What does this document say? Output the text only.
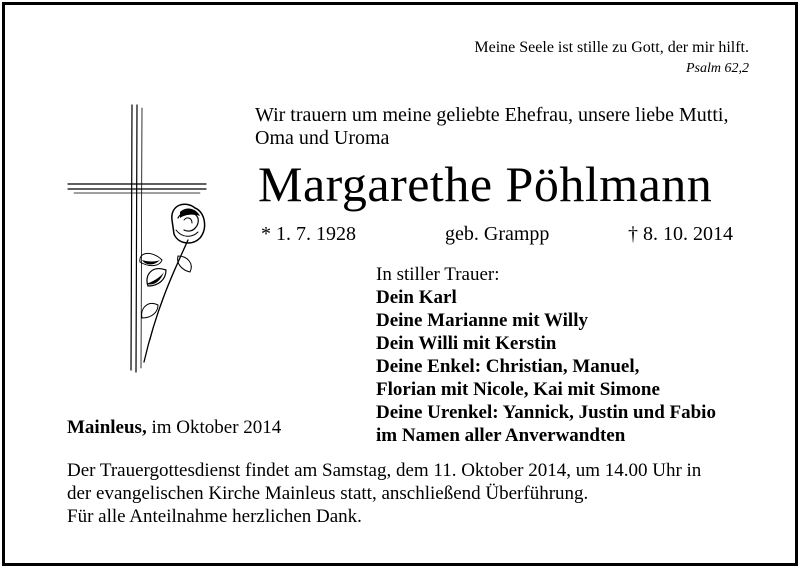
Meine Seele ist stille zu Gott, der mir hilft.
Psalm 62,2
Wir trauern um meine geliebte Ehefrau, unsere liebe Mutti,
Oma und Uroma
Margarethe Pöhlmann
* 1. 7. 1928	geb. Grampp	† 8. 10. 2014
In stiller Trauer:
Dein Karl
Deine Marianne mit Willy
Dein Willi mit Kerstin
Deine Enkel: Christian, Manuel,
Florian mit Nicole, Kai mit Simone
Deine Urenkel: Yannick, Justin und Fabio
im Namen aller Anverwandten
Mainleus, im Oktober 2014
Der Trauergottesdienst findet am Samstag, dem 11. Oktober 2014, um 14.00 Uhr in
der evangelischen Kirche Mainleus statt, anschließend Überführung.
Für alle Anteilnahme herzlichen Dank.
==================================================
=== Written problem ===
From the records above, pull out each line that has "Mainleus".

=== Expected answer ===
Mainleus, im Oktober 2014
der evangelischen Kirche Mainleus statt, anschließend Überführung.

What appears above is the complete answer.